__PROVIDED DATA__
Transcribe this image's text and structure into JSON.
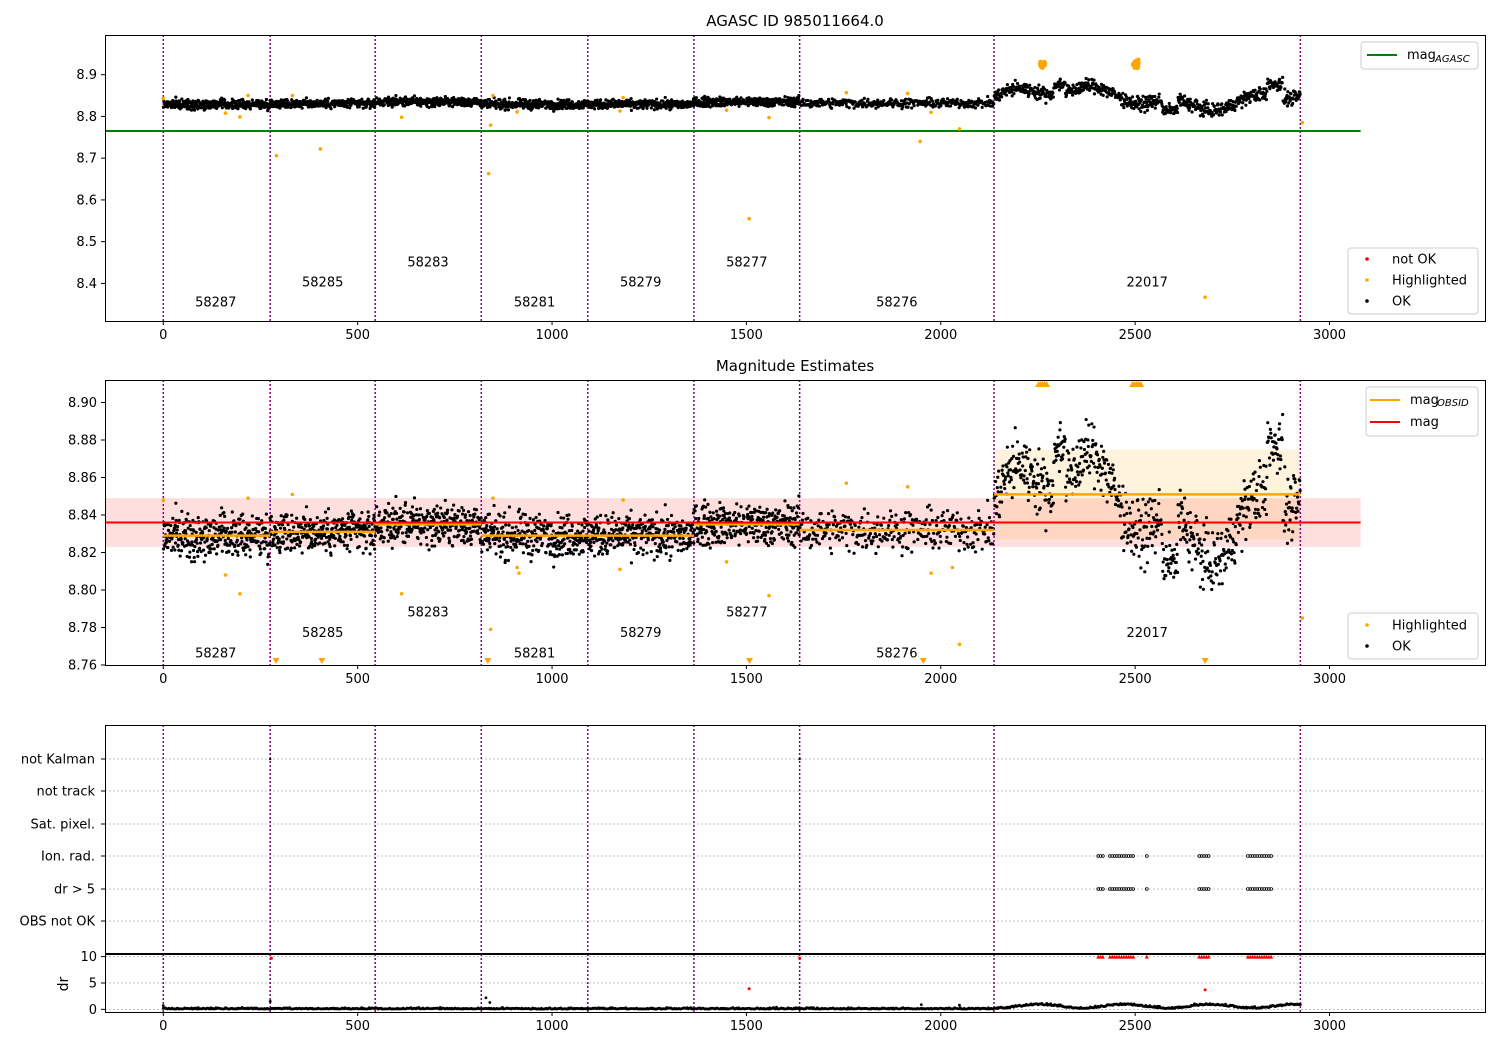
{
  "figure": {
    "title": "AGASC ID 985011664.0",
    "colors": {
      "ok": "#000000",
      "highlighted": "#ffa500",
      "not_ok": "#ff0000",
      "mag_agasc": "#008000",
      "mag_obsid": "#ffa500",
      "mag": "#ff0000",
      "obs_boundary": "#800080",
      "band_red": "#ff000024",
      "band_orange": "#ffa50024",
      "grid": "#b0b0b0"
    }
  },
  "chart_data": [
    {
      "id": "agasc",
      "type": "scatter",
      "title": "AGASC ID 985011664.0",
      "xlim": [
        -150,
        3400
      ],
      "ylim": [
        8.31,
        8.995
      ],
      "xticks": [
        0,
        500,
        1000,
        1500,
        2000,
        2500,
        3000
      ],
      "yticks": [
        8.4,
        8.5,
        8.6,
        8.7,
        8.8,
        8.9
      ],
      "grid": false,
      "legend_upper": {
        "position": "top-right",
        "entries": [
          {
            "label": "mag",
            "subscript": "AGASC",
            "color": "#008000",
            "kind": "line"
          }
        ]
      },
      "legend_lower": {
        "position": "bottom-right",
        "entries": [
          {
            "label": "not OK",
            "color": "#ff0000"
          },
          {
            "label": "Highlighted",
            "color": "#ffa500"
          },
          {
            "label": "OK",
            "color": "#000000"
          }
        ]
      },
      "mag_agasc": {
        "value": 8.765,
        "x": [
          -150,
          3080
        ]
      },
      "obs_boundaries": [
        0,
        275,
        545,
        818,
        1092,
        1365,
        1637,
        2137,
        2925
      ],
      "obsid_labels": [
        {
          "text": "58287",
          "x": 135,
          "y": 8.345
        },
        {
          "text": "58285",
          "x": 410,
          "y": 8.393
        },
        {
          "text": "58283",
          "x": 681,
          "y": 8.441
        },
        {
          "text": "58281",
          "x": 955,
          "y": 8.345
        },
        {
          "text": "58279",
          "x": 1228,
          "y": 8.393
        },
        {
          "text": "58277",
          "x": 1501,
          "y": 8.441
        },
        {
          "text": "58276",
          "x": 1887,
          "y": 8.345
        },
        {
          "text": "22017",
          "x": 2531,
          "y": 8.393
        }
      ],
      "highlighted_points": [
        [
          0,
          8.843
        ],
        [
          160,
          8.808
        ],
        [
          197,
          8.799
        ],
        [
          218,
          8.85
        ],
        [
          291,
          8.706
        ],
        [
          332,
          8.85
        ],
        [
          404,
          8.722
        ],
        [
          613,
          8.798
        ],
        [
          837,
          8.663
        ],
        [
          842,
          8.779
        ],
        [
          848,
          8.85
        ],
        [
          910,
          8.811
        ],
        [
          1175,
          8.813
        ],
        [
          1183,
          8.845
        ],
        [
          1449,
          8.815
        ],
        [
          1507,
          8.555
        ],
        [
          1558,
          8.797
        ],
        [
          1757,
          8.857
        ],
        [
          1915,
          8.855
        ],
        [
          1947,
          8.74
        ],
        [
          1975,
          8.81
        ],
        [
          2048,
          8.77
        ],
        [
          2680,
          8.367
        ],
        [
          2930,
          8.785
        ]
      ],
      "highlighted_clusters": [
        {
          "x": 2262,
          "y": 8.925,
          "count": 22
        },
        {
          "x": 2504,
          "y": 8.925,
          "count": 30
        }
      ]
    },
    {
      "id": "estimates",
      "type": "scatter",
      "title": "Magnitude Estimates",
      "xlim": [
        -150,
        3400
      ],
      "ylim": [
        8.76,
        8.912
      ],
      "xticks": [
        0,
        500,
        1000,
        1500,
        2000,
        2500,
        3000
      ],
      "yticks": [
        8.76,
        8.78,
        8.8,
        8.82,
        8.84,
        8.86,
        8.88,
        8.9
      ],
      "grid": false,
      "legend_upper": {
        "position": "top-right",
        "entries": [
          {
            "label": "mag",
            "subscript": "OBSID",
            "color": "#ffa500",
            "kind": "line"
          },
          {
            "label": "mag",
            "subscript": "",
            "color": "#ff0000",
            "kind": "line"
          }
        ]
      },
      "legend_lower": {
        "position": "bottom-right",
        "entries": [
          {
            "label": "Highlighted",
            "color": "#ffa500"
          },
          {
            "label": "OK",
            "color": "#000000"
          }
        ]
      },
      "mag": {
        "value": 8.836,
        "band": [
          8.823,
          8.849
        ],
        "x": [
          -150,
          3080
        ]
      },
      "mag_obsid": [
        {
          "x0": 0,
          "x1": 275,
          "value": 8.829
        },
        {
          "x0": 275,
          "x1": 545,
          "value": 8.831
        },
        {
          "x0": 545,
          "x1": 818,
          "value": 8.835
        },
        {
          "x0": 818,
          "x1": 1092,
          "value": 8.829
        },
        {
          "x0": 1092,
          "x1": 1365,
          "value": 8.829
        },
        {
          "x0": 1365,
          "x1": 1637,
          "value": 8.835
        },
        {
          "x0": 1637,
          "x1": 2137,
          "value": 8.832
        },
        {
          "x0": 2137,
          "x1": 2925,
          "value": 8.851,
          "band": [
            8.827,
            8.875
          ]
        }
      ],
      "obs_boundaries": [
        0,
        275,
        545,
        818,
        1092,
        1365,
        1637,
        2137,
        2925
      ],
      "obsid_labels": [
        {
          "text": "58287",
          "x": 135,
          "y": 8.764
        },
        {
          "text": "58285",
          "x": 410,
          "y": 8.775
        },
        {
          "text": "58283",
          "x": 681,
          "y": 8.786
        },
        {
          "text": "58281",
          "x": 955,
          "y": 8.764
        },
        {
          "text": "58279",
          "x": 1228,
          "y": 8.775
        },
        {
          "text": "58277",
          "x": 1501,
          "y": 8.786
        },
        {
          "text": "58276",
          "x": 1887,
          "y": 8.764
        },
        {
          "text": "22017",
          "x": 2531,
          "y": 8.775
        }
      ],
      "highlighted_points": [
        [
          0,
          8.848
        ],
        [
          160,
          8.808
        ],
        [
          197,
          8.798
        ],
        [
          218,
          8.849
        ],
        [
          332,
          8.851
        ],
        [
          613,
          8.798
        ],
        [
          842,
          8.779
        ],
        [
          848,
          8.849
        ],
        [
          910,
          8.812
        ],
        [
          915,
          8.809
        ],
        [
          1175,
          8.811
        ],
        [
          1183,
          8.848
        ],
        [
          1449,
          8.815
        ],
        [
          1558,
          8.797
        ],
        [
          1757,
          8.857
        ],
        [
          1915,
          8.855
        ],
        [
          1975,
          8.809
        ],
        [
          2030,
          8.812
        ],
        [
          2048,
          8.771
        ],
        [
          2930,
          8.785
        ]
      ],
      "clipped_low_x": [
        290,
        408,
        835,
        1508,
        1955,
        2680
      ],
      "clipped_high_x": [
        2262,
        2504
      ]
    },
    {
      "id": "flags",
      "type": "scatter",
      "xlim": [
        -150,
        3400
      ],
      "xticks": [
        0,
        500,
        1000,
        1500,
        2000,
        2500,
        3000
      ],
      "categories": [
        "not Kalman",
        "not track",
        "Sat. pixel.",
        "Ion. rad.",
        "dr > 5",
        "OBS not OK"
      ],
      "grid": true,
      "obs_boundaries": [
        0,
        275,
        545,
        818,
        1092,
        1365,
        1637,
        2137,
        2925
      ],
      "flag_points": [
        {
          "category": "not Kalman",
          "x": [
            275,
            1637
          ]
        },
        {
          "category": "Ion. rad.",
          "ranges": [
            [
              2405,
              2500
            ],
            [
              2530,
              2535
            ],
            [
              2665,
              2690
            ],
            [
              2790,
              2850
            ]
          ]
        },
        {
          "category": "dr > 5",
          "ranges": [
            [
              2405,
              2500
            ],
            [
              2530,
              2535
            ],
            [
              2665,
              2690
            ],
            [
              2790,
              2850
            ]
          ]
        }
      ]
    },
    {
      "id": "dr",
      "type": "scatter",
      "ylabel": "dr",
      "xlim": [
        -150,
        3400
      ],
      "ylim": [
        -0.5,
        10.5
      ],
      "xticks": [
        0,
        500,
        1000,
        1500,
        2000,
        2500,
        3000
      ],
      "yticks": [
        0,
        5,
        10
      ],
      "clip_value": 10,
      "grid": true,
      "obs_boundaries": [
        0,
        275,
        545,
        818,
        1092,
        1365,
        1637,
        2137,
        2925
      ],
      "not_ok_points": [
        [
          1507,
          3.9
        ],
        [
          2680,
          3.7
        ],
        [
          278,
          9.7
        ],
        [
          1637,
          9.7
        ]
      ],
      "not_ok_clipped_ranges": [
        [
          2405,
          2500
        ],
        [
          2530,
          2535
        ],
        [
          2665,
          2690
        ],
        [
          2790,
          2850
        ]
      ],
      "ok_outliers": [
        [
          0,
          0.7
        ],
        [
          275,
          1.5
        ],
        [
          830,
          2.2
        ],
        [
          840,
          1.3
        ],
        [
          1950,
          0.9
        ],
        [
          2048,
          0.8
        ]
      ]
    }
  ]
}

__INSTRUCTIONS FOR THE TASK__
In the records above, find each line holding "title" and copy it.

__RESPONSE__
    "title": "AGASC ID 985011664.0",
      "title": "AGASC ID 985011664.0",
      "title": "Magnitude Estimates",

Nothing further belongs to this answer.